→ WORK REQUIRED
Report only the number of lines in the records that contain the word "Buscar".

>>>

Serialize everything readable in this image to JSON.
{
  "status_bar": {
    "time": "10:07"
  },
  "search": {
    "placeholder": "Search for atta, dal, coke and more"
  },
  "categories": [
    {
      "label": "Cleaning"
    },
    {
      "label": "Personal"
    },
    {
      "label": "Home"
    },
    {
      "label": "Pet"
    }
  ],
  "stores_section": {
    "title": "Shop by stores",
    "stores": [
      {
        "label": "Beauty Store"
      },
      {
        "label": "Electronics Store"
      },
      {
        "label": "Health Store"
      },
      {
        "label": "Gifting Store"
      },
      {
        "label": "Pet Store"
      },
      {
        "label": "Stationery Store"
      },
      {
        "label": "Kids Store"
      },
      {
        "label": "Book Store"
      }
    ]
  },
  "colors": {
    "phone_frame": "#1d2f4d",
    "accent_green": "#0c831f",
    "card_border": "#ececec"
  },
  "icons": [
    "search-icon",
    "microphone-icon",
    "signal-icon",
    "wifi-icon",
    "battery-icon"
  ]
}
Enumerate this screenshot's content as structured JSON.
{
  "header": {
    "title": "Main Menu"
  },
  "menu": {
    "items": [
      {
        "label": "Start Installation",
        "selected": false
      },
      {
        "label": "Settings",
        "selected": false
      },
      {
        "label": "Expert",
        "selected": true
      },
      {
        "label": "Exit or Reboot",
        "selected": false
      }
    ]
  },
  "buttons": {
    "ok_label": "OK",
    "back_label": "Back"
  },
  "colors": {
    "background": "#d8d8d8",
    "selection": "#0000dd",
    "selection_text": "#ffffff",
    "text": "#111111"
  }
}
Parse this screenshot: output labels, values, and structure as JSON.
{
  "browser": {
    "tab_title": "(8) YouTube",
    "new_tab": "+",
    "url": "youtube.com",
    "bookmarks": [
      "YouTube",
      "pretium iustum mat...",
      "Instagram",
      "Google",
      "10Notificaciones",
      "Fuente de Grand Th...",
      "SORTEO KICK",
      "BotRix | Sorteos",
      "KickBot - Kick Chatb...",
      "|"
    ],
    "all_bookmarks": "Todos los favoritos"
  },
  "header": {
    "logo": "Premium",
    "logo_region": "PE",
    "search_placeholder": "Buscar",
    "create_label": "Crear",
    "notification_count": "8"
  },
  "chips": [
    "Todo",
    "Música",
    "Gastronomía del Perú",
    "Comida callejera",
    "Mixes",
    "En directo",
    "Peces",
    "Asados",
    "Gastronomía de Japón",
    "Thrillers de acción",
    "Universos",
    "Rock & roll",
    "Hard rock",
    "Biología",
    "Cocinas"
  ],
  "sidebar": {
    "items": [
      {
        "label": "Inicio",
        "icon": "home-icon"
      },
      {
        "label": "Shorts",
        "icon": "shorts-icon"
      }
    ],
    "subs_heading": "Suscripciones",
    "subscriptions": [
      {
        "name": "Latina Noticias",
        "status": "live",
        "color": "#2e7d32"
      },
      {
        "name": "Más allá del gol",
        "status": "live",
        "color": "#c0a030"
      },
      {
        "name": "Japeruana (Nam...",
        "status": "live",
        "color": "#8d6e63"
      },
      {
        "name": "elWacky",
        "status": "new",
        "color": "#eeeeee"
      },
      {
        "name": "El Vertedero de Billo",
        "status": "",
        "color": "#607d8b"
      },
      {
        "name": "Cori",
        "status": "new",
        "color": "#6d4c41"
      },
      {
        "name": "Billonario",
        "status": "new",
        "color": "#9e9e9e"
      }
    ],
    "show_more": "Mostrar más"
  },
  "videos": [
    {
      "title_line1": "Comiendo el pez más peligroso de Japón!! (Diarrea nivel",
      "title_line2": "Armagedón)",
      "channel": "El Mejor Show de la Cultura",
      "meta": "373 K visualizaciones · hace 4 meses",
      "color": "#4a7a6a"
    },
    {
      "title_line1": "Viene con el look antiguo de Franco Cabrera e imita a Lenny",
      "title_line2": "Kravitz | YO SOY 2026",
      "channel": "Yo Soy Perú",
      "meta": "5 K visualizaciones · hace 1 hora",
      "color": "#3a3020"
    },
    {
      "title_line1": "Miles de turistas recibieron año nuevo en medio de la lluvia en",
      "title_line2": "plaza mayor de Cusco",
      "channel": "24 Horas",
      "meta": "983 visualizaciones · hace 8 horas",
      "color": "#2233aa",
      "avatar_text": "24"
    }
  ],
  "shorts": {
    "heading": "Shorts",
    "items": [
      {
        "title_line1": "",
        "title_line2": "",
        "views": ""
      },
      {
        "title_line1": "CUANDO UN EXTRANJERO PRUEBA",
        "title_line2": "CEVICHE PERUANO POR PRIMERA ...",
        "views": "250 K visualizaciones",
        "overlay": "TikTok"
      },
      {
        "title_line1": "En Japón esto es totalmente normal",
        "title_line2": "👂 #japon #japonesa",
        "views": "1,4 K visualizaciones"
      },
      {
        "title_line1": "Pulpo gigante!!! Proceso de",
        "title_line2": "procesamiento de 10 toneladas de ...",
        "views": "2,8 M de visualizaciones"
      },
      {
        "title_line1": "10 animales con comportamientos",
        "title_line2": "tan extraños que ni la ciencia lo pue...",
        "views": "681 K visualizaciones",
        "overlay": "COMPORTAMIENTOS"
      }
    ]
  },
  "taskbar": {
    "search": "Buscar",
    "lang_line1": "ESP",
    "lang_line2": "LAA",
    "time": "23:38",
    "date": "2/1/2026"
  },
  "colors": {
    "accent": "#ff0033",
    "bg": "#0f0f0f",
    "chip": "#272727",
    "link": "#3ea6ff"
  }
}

<<<

→ COMPLETE RESPONSE
2